----- Extrait à lire

L’affaire débute en 2017. Le Parquet national financier (PNF) ouvre une enquête pour deux lithographies du peintre Gérard Garouste offertes par un dirigeant local de la Saur au député-maire d’Annonay Olivier Dussopt, alors que la Ville était sur le point de signer un contrat avec la compagnie de traitement des eaux.

Ces œuvres d’art valant plus de 150 € (elles ont été estimées à 2 000 €), l’élu aurait dû déclarer ce cadeau à la déontologue de l’Assemblée nationale. Olivier Dussopt plaide sa bonne foi, assurant qu’il en ignorait la valeur. Il a d’ailleurs restitué les deux tableaux, mais le PNF a tout de même poursuivi ses investigations sur de possibles faits de corruption et de prise illégale d’intérêts.

----------
----- Lignes enregistrées

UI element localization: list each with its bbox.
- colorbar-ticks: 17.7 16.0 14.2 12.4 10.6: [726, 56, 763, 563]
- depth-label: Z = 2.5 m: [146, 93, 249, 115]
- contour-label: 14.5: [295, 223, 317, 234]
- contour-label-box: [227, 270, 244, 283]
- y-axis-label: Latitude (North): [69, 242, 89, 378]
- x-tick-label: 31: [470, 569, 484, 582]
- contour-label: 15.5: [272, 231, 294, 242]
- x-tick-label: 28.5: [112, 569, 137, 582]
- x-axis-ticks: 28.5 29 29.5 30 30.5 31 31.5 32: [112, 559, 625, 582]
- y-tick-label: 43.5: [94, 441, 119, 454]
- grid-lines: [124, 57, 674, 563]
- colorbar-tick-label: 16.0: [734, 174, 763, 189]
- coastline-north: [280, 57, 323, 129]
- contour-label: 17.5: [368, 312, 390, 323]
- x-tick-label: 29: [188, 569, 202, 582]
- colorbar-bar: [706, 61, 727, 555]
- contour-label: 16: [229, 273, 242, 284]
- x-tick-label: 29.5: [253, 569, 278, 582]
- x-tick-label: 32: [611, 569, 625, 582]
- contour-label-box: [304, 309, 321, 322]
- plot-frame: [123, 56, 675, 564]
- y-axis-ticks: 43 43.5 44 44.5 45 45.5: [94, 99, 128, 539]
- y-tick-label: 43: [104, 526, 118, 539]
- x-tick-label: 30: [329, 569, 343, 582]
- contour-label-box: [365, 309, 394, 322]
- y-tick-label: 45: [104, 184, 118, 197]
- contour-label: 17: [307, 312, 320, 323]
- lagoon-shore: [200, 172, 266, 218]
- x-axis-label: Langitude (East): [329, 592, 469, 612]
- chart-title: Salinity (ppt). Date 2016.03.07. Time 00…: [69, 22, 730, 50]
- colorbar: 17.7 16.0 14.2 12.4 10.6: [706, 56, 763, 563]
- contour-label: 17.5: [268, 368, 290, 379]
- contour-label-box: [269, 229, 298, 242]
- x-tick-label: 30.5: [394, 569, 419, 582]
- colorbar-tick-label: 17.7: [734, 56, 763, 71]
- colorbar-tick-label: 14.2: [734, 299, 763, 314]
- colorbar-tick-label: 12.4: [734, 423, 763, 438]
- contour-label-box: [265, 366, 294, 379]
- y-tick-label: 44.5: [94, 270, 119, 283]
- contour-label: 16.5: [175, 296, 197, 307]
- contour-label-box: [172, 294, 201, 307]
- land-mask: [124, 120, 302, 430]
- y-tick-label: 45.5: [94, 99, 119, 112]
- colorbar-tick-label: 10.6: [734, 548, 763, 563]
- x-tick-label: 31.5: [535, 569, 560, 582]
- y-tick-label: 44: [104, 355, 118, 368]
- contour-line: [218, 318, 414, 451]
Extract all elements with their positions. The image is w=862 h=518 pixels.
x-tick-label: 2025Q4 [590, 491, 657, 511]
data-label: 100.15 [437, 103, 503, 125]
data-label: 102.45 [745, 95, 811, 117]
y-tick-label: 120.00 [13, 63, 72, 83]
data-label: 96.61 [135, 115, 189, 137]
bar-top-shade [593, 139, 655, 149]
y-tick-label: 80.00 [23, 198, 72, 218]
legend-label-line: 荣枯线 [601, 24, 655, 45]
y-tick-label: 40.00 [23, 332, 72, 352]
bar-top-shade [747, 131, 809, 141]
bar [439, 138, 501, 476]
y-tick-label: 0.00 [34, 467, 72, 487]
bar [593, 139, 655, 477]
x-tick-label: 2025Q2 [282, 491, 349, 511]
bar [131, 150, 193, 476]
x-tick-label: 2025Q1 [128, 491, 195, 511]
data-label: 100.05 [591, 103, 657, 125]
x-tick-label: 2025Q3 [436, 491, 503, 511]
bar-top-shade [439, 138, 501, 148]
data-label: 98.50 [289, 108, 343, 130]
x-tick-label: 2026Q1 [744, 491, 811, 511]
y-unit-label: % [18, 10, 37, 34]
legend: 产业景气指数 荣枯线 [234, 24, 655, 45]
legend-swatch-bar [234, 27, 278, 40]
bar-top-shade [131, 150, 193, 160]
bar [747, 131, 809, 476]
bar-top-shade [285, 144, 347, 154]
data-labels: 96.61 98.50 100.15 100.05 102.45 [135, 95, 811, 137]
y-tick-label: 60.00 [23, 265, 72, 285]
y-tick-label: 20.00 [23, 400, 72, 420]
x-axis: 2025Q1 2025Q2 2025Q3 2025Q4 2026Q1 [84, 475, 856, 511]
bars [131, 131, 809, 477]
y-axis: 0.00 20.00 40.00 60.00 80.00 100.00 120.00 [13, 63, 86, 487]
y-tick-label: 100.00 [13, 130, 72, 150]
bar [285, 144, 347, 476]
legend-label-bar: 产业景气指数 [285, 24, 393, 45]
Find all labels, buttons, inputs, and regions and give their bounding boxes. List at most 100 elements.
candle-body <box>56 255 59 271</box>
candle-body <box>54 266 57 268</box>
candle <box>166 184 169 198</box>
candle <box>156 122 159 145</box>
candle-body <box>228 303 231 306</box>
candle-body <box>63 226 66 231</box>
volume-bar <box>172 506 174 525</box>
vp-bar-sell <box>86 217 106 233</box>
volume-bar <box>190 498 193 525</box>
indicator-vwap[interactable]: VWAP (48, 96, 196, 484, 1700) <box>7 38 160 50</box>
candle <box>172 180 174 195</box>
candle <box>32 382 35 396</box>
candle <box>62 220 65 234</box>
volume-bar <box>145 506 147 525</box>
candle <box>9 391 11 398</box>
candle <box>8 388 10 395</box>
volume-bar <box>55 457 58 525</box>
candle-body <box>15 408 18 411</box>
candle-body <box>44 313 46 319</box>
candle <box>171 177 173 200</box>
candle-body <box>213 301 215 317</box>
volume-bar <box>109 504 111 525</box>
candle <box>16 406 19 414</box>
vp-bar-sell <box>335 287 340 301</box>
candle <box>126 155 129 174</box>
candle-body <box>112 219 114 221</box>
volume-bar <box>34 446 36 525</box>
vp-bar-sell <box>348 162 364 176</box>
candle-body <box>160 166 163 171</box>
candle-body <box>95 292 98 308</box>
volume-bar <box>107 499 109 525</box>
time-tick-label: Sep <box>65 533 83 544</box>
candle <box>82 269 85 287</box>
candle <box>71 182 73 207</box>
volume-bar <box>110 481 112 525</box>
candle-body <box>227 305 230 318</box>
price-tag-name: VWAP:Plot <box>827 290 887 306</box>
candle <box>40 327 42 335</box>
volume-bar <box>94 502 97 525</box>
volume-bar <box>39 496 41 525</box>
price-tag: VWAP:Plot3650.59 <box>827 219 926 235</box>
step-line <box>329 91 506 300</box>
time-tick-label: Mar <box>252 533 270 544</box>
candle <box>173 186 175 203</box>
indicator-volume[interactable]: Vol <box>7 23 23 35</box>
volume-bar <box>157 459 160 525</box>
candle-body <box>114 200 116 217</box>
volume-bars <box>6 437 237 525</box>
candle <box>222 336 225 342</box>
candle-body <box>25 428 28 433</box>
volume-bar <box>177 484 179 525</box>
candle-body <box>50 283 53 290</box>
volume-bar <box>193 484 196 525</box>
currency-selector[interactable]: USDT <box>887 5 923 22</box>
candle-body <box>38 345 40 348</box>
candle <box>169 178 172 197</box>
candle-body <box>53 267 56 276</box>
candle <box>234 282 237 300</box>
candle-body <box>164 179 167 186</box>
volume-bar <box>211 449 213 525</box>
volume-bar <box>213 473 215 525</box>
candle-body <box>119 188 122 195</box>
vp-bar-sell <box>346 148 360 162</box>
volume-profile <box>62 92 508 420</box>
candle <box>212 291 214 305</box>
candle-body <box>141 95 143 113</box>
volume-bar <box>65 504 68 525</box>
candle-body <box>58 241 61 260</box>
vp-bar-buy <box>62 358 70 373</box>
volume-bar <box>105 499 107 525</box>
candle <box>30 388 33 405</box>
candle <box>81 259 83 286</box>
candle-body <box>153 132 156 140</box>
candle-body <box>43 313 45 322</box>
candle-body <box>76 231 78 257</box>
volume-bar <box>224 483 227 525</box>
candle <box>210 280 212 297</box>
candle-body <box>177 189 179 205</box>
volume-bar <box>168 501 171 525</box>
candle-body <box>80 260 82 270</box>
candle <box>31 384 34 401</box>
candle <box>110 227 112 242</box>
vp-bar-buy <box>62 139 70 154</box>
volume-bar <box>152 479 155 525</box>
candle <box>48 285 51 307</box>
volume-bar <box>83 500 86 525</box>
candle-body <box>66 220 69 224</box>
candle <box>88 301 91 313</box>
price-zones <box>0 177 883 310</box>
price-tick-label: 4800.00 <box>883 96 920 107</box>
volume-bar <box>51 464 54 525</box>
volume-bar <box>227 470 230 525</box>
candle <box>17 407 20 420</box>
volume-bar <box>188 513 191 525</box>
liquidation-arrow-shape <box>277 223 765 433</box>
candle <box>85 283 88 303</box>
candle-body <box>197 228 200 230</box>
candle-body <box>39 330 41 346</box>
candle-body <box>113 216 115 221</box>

----------

▸ **Travail à faire**:
- a) Recopiez mot pour mot le passage de l'extrait sur l'affaire Dussopt qui va de « Ces œuvres d’art » jusqu'à « prise illégale d’intérêts. ».
- b) D'après l'extrait sur l'affaire Dussopt, à combien les deux lithographies ont-elles été estimées ?

▸ **Réponses attendues**:
- a)
Ces œuvres d’art valant plus de 150 € (elles ont été estimées à 2 000 €), l’élu aurait dû déclarer ce cadeau à la déontologue de l’Assemblée nationale. Olivier Dussopt plaide sa bonne foi, assurant qu’il en ignorait la valeur. Il a d’ailleurs restitué les deux tableaux, mais le PNF a tout de même poursuivi ses investigations sur de possibles faits de corruption et de prise illégale d’intérêts.

- b) À 2 000 €.